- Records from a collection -
───
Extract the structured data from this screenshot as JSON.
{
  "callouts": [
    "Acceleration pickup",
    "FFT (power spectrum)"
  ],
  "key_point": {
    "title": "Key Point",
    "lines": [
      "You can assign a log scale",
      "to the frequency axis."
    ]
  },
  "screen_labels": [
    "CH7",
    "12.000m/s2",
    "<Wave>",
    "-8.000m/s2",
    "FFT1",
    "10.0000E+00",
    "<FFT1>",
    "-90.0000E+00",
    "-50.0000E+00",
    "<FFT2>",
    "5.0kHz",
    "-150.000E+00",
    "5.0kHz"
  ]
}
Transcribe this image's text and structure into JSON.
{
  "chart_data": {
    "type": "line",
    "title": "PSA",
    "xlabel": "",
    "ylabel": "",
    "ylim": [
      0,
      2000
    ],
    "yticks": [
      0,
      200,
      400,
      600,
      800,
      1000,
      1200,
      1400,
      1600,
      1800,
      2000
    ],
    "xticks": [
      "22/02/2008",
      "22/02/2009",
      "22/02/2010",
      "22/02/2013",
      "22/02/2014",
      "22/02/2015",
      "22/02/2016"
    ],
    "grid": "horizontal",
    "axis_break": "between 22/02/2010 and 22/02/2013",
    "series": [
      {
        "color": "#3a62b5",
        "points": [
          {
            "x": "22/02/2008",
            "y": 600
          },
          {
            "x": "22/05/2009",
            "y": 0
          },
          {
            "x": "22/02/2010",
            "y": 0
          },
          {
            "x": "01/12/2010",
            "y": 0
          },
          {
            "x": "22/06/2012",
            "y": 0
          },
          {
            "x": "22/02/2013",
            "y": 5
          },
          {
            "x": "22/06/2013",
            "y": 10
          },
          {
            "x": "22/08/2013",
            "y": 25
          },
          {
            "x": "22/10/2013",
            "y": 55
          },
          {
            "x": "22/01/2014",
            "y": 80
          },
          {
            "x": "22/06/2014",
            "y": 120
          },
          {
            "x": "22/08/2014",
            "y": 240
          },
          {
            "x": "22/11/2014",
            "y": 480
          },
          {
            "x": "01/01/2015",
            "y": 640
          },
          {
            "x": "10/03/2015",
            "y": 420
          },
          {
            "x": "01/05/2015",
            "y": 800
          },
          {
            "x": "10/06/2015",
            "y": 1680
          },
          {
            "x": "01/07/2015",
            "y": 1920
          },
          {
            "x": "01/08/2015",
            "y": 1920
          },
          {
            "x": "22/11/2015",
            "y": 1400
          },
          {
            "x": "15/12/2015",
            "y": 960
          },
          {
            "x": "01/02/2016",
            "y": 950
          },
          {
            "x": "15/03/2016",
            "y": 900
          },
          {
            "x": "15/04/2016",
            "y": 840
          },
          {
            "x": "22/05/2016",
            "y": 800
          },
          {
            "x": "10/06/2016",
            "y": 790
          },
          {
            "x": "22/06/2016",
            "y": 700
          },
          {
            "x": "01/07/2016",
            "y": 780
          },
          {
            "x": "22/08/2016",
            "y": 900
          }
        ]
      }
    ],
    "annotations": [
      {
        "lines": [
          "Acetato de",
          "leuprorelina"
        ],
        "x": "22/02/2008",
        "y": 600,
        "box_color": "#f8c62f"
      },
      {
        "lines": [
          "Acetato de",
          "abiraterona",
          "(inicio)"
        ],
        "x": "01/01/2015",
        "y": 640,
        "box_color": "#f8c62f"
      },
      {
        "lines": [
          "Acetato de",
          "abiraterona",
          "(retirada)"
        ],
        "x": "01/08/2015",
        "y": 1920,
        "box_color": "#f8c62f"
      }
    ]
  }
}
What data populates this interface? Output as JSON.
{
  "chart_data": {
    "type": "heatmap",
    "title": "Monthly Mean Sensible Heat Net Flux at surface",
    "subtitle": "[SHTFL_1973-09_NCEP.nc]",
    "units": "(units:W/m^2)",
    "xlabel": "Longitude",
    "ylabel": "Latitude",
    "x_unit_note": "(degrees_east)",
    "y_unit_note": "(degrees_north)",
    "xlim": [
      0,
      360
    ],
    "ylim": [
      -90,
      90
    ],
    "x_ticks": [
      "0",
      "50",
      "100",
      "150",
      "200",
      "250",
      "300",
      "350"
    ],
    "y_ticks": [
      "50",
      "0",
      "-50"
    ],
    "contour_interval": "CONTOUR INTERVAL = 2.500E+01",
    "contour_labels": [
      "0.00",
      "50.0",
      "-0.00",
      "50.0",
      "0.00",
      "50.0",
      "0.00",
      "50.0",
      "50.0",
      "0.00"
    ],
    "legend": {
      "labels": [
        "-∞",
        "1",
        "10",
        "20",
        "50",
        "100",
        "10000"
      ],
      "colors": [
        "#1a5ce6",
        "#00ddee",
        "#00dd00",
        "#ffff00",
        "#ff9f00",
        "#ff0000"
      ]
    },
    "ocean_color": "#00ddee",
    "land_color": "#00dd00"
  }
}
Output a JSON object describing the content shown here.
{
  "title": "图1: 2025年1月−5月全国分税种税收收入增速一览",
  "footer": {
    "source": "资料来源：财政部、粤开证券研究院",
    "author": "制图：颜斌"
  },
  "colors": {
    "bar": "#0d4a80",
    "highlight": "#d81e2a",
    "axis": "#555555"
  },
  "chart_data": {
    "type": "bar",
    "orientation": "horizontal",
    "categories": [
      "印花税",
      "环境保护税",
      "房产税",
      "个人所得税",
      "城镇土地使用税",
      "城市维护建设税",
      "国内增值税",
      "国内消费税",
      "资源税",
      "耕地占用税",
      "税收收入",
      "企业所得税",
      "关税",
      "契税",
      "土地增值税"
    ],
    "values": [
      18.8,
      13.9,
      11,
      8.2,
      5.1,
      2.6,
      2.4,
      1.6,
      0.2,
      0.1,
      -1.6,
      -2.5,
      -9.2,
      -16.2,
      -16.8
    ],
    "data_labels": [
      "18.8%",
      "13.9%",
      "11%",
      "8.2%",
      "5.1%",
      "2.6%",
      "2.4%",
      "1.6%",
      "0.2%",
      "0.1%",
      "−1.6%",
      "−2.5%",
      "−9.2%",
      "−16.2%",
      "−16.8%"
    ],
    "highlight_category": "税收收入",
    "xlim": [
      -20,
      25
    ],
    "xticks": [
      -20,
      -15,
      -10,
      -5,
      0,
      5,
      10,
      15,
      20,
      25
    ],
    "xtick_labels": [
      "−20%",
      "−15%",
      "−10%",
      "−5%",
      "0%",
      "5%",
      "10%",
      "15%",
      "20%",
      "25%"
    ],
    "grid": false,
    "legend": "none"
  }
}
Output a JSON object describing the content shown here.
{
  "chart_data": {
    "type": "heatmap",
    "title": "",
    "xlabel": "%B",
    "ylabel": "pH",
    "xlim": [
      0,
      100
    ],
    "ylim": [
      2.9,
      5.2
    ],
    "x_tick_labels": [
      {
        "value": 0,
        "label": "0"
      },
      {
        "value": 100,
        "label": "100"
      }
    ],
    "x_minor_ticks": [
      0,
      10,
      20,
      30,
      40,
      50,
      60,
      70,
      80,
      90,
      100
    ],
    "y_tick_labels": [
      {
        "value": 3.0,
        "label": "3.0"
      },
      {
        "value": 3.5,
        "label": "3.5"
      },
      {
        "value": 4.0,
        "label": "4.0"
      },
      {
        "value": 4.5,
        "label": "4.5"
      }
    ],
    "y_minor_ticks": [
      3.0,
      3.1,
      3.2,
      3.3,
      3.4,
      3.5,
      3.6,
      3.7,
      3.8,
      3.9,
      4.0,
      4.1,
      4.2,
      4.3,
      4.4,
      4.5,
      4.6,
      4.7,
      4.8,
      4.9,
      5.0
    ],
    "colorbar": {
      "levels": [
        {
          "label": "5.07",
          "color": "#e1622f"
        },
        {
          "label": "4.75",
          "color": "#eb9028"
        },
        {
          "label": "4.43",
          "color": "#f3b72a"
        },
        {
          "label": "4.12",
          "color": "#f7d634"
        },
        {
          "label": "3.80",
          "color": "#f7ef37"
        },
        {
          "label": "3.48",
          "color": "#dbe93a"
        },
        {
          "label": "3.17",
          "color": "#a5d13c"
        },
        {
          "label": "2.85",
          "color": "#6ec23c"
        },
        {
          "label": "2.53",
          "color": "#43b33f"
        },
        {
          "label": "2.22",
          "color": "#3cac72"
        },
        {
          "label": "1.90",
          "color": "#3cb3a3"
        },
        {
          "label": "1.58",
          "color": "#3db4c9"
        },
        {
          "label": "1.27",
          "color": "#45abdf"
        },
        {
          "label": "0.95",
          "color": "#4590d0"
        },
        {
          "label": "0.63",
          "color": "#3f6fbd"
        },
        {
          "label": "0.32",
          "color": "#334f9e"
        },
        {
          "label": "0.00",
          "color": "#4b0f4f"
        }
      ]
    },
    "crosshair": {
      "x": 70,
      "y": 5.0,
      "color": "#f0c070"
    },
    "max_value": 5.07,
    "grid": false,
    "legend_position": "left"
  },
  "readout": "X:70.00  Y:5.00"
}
───
- Task goal -
Show every line where the string "type" appears.

- Written solution -
    "type": "line",
    "type": "heatmap",
    "type": "bar",
    "type": "heatmap",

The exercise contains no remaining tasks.